__Dataset entries__
• • • • •

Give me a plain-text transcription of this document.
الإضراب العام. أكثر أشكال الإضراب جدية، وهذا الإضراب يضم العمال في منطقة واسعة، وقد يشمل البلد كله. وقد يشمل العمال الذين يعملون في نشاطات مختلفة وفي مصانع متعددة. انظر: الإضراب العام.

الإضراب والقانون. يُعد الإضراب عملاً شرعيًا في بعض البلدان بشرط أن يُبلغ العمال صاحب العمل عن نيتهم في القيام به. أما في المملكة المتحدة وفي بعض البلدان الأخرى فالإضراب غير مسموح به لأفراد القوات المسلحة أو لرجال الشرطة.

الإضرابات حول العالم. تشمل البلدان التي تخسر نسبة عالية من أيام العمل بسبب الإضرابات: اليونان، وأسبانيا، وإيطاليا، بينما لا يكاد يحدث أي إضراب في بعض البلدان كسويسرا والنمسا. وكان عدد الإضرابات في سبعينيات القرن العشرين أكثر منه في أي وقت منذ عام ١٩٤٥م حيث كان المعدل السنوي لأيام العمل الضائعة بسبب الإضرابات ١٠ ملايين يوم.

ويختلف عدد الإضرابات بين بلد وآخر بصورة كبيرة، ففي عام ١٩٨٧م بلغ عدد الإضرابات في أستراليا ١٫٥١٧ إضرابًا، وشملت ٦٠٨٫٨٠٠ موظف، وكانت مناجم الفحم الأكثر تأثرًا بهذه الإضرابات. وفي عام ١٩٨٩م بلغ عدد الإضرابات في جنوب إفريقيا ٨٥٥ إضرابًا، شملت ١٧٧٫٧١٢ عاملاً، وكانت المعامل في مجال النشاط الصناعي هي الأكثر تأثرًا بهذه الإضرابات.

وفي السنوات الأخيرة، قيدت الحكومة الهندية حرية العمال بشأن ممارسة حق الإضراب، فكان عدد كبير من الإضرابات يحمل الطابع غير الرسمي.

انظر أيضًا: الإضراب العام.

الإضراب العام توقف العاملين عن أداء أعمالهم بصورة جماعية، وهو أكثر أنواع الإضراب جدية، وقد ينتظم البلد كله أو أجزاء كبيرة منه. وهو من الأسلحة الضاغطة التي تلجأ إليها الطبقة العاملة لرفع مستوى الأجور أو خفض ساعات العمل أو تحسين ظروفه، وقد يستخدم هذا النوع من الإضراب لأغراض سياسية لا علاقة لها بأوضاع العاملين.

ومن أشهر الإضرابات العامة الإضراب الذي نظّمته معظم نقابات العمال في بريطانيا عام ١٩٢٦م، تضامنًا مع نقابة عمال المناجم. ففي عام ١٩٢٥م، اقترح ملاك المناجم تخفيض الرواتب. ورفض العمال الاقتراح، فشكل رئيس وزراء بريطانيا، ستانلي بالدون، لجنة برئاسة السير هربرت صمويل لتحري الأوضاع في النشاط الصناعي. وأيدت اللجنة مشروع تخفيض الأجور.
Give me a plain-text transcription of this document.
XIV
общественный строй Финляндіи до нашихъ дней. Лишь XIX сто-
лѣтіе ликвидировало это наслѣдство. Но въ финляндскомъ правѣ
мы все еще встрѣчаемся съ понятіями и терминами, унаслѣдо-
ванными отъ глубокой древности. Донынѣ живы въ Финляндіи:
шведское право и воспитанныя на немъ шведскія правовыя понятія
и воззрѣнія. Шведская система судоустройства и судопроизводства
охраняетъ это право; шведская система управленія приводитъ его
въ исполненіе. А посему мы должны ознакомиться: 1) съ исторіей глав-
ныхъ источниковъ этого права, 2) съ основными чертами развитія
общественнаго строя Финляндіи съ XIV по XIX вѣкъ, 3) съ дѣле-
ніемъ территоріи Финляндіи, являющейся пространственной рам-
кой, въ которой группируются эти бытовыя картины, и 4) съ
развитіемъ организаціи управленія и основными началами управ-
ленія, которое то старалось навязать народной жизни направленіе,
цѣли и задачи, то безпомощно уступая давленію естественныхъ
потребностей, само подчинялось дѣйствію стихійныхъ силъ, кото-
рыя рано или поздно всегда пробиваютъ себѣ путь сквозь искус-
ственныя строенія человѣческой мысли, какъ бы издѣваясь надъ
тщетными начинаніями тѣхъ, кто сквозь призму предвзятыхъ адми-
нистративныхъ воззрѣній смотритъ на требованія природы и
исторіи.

• • • • •

__Challenge__
Copy out every line in the entries above that holds "انظر".

__Task answer__
الإضراب العام. أكثر أشكال الإضراب جدية، وهذا الإضراب يضم العمال في منطقة واسعة، وقد يشمل البلد كله. وقد يشمل العمال الذين يعملون في نشاطات مختلفة وفي مصانع متعددة. انظر: الإضراب العام.
انظر أيضًا: الإضراب العام.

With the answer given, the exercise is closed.